The exercise:
Where a line below holds the string "atrás", copy that line.

Entries taken from a collection:
** Start **
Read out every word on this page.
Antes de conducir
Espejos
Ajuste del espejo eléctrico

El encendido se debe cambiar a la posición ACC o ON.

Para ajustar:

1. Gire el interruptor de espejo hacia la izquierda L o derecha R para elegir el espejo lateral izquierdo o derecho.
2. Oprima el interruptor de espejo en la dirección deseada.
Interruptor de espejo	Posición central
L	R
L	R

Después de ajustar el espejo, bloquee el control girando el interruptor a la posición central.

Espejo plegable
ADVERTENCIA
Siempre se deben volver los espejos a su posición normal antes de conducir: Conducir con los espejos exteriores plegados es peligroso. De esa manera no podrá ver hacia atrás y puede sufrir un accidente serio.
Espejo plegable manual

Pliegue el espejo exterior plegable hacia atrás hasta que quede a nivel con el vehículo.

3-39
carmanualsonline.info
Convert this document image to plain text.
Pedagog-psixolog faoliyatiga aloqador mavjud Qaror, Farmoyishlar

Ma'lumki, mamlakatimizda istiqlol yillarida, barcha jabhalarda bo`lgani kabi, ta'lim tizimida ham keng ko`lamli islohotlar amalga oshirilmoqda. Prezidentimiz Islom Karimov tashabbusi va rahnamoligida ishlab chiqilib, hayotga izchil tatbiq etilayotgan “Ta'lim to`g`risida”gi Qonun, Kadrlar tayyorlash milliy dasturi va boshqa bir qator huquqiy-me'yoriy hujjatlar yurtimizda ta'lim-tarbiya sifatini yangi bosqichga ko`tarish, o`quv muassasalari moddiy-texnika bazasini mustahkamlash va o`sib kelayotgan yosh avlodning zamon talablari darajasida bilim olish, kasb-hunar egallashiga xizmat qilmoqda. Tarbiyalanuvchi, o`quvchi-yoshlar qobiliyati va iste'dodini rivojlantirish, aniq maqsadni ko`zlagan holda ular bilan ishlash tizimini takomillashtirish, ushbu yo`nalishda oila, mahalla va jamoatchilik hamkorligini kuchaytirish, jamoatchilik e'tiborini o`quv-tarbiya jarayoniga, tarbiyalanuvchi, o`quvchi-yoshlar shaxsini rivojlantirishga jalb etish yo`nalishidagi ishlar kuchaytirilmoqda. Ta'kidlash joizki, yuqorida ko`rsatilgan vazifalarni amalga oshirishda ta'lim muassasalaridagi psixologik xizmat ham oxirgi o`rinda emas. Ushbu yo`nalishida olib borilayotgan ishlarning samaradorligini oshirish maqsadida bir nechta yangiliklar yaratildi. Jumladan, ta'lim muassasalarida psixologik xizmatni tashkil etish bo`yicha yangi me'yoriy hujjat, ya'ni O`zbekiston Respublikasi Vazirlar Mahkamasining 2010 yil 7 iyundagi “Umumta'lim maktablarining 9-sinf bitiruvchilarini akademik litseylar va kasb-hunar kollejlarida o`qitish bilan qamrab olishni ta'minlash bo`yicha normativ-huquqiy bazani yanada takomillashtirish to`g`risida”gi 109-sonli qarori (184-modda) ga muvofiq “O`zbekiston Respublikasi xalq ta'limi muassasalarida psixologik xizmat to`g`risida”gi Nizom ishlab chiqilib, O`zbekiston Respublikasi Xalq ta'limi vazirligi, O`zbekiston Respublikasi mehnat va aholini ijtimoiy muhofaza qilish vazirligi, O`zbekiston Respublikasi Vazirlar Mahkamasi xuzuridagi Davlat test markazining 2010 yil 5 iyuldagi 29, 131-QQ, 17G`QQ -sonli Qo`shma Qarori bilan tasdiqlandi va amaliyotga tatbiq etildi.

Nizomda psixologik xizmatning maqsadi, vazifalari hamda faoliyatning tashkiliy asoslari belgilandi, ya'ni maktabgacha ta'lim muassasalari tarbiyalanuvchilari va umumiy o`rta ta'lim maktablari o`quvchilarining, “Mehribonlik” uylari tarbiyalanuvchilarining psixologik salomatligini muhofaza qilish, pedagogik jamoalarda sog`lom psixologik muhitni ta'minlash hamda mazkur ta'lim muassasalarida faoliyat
** End **
The reply:
Siempre se deben volver los espejos a su posición normal antes de conducir: Conducir con los espejos exteriores plegados es peligroso. De esa manera no podrá ver hacia atrás y puede sufrir un accidente serio.
Pliegue el espejo exterior plegable hacia atrás hasta que quede a nivel con el vehículo.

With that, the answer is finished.